◆ WRITTEN PROBLEM ◆
Give only the number of lines that hold the word "name".

◆ DATA ROWS ◆
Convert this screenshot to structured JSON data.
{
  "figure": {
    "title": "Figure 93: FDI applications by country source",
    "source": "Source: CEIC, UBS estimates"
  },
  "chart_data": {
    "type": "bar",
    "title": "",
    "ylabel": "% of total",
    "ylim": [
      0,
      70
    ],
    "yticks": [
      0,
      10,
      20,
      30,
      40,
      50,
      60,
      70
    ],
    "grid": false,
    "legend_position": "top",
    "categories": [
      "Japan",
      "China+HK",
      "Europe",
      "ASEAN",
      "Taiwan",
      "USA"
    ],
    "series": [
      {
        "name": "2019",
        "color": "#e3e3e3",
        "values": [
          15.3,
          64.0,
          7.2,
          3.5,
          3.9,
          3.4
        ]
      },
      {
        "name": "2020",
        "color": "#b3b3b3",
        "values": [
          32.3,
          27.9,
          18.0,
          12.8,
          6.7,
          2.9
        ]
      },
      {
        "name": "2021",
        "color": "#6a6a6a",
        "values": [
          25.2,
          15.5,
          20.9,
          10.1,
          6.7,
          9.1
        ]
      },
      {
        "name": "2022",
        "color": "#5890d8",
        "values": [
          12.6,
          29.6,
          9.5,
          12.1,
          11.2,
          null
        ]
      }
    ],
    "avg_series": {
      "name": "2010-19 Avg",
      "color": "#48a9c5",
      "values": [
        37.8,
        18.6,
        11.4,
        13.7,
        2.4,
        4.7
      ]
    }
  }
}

◆ ANSWER TO THE PROBLEM ◆
5